* _Required work_
Among the lines below, how many carry the string "from"? Reply with a number and nothing else.

=== Recorded data ===

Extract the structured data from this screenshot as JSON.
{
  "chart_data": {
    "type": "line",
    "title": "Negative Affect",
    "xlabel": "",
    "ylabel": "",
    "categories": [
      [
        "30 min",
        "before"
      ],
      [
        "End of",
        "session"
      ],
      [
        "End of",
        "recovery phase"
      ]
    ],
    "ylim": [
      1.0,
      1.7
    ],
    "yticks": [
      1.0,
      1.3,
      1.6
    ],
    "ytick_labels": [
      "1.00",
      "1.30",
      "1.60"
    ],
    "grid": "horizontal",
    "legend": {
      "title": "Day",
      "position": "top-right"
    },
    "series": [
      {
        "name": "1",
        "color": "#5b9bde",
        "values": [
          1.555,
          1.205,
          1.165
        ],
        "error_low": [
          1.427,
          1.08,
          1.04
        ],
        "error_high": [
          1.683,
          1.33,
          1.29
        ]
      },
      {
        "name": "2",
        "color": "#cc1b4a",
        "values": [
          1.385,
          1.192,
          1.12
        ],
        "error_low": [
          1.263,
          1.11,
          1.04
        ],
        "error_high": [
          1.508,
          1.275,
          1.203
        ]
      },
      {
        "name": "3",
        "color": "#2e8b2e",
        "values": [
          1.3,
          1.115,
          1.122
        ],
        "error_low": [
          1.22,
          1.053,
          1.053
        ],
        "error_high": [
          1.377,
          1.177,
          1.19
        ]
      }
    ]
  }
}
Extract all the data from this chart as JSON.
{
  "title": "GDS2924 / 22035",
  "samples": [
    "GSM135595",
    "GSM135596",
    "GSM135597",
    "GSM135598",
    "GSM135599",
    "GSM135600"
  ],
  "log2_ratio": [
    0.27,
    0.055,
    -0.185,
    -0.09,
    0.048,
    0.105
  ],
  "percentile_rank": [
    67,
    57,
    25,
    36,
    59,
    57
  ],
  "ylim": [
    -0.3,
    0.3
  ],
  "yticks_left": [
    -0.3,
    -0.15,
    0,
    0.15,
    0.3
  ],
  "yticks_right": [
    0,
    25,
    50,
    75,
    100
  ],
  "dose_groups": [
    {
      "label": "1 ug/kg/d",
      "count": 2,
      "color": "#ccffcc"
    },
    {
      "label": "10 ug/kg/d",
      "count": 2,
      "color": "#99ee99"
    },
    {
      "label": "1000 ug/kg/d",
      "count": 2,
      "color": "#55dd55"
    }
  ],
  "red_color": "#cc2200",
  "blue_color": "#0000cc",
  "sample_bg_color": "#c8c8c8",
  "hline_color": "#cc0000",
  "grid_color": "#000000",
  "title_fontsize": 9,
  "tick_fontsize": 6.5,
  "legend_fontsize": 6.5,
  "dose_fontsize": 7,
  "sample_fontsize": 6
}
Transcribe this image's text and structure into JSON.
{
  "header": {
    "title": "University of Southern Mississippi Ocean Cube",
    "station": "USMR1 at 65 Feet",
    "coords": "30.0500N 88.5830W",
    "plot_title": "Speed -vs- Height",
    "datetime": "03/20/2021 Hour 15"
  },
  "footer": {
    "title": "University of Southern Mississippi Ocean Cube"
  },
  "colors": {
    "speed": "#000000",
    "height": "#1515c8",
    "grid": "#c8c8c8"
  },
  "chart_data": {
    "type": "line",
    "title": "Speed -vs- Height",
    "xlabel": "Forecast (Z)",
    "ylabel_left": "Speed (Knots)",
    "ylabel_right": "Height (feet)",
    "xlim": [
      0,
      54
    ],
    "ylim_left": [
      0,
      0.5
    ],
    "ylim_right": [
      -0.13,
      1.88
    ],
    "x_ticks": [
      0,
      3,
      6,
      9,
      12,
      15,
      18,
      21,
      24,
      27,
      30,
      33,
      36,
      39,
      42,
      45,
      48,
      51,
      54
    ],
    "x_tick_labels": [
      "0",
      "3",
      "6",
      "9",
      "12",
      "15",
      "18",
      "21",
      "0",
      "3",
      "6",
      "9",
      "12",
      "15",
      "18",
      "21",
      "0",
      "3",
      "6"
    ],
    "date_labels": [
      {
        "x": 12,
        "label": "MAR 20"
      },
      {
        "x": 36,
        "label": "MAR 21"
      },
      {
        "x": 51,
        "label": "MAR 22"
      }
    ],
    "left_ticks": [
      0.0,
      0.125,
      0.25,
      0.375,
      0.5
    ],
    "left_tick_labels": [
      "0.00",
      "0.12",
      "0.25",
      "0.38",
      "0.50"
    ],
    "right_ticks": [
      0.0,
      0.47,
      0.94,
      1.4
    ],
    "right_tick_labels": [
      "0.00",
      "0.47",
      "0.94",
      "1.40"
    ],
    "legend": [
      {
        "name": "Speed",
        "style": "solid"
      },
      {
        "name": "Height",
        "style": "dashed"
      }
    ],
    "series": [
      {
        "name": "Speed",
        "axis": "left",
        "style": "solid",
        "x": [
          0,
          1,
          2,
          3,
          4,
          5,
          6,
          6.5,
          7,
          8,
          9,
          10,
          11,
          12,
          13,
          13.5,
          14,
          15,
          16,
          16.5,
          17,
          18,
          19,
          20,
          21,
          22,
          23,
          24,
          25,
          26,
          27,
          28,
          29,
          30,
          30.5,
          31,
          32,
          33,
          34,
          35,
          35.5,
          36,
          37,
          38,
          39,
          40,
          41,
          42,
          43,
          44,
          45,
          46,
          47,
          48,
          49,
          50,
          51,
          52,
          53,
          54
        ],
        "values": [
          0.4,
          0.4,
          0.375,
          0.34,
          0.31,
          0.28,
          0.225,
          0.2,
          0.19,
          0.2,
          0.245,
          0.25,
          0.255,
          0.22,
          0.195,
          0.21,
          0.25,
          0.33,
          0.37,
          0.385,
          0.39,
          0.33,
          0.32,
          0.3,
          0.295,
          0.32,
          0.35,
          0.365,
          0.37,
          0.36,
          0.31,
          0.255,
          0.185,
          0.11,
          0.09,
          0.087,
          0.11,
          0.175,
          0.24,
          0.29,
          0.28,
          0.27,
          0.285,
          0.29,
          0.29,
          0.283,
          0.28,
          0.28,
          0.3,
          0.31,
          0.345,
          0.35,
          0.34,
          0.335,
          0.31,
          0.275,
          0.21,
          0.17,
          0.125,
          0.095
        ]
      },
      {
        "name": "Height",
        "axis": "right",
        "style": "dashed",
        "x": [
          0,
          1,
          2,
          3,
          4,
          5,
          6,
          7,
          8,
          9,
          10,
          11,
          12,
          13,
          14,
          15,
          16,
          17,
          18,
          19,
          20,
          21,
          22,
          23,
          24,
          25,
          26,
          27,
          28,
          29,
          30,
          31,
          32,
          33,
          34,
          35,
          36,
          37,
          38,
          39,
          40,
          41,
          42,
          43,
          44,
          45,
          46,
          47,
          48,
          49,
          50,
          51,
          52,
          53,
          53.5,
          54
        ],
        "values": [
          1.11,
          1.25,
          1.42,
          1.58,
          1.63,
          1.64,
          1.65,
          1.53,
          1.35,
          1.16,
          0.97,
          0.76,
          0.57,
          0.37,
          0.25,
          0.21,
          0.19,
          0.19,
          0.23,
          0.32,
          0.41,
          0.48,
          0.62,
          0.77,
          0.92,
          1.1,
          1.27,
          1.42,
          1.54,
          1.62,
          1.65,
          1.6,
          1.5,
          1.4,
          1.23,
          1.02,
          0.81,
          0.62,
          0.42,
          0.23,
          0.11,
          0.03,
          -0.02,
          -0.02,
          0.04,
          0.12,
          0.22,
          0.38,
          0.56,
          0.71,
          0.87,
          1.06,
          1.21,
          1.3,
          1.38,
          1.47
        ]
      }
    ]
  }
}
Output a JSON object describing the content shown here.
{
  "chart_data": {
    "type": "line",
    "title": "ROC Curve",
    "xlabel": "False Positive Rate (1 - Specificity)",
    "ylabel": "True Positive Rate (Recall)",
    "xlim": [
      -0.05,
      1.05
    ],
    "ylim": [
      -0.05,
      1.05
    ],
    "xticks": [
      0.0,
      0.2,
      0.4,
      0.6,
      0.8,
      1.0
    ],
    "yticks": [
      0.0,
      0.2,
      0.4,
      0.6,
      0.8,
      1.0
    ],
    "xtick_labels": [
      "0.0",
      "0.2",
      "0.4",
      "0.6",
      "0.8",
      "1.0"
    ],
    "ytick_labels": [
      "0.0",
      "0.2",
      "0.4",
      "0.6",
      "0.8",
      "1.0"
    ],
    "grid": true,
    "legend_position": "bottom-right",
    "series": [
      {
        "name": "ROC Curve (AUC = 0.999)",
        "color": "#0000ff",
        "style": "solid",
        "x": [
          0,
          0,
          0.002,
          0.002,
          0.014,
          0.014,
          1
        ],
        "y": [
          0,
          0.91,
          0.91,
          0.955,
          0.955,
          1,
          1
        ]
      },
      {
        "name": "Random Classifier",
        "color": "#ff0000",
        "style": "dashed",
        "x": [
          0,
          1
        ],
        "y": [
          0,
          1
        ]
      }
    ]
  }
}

===

* _Response_
2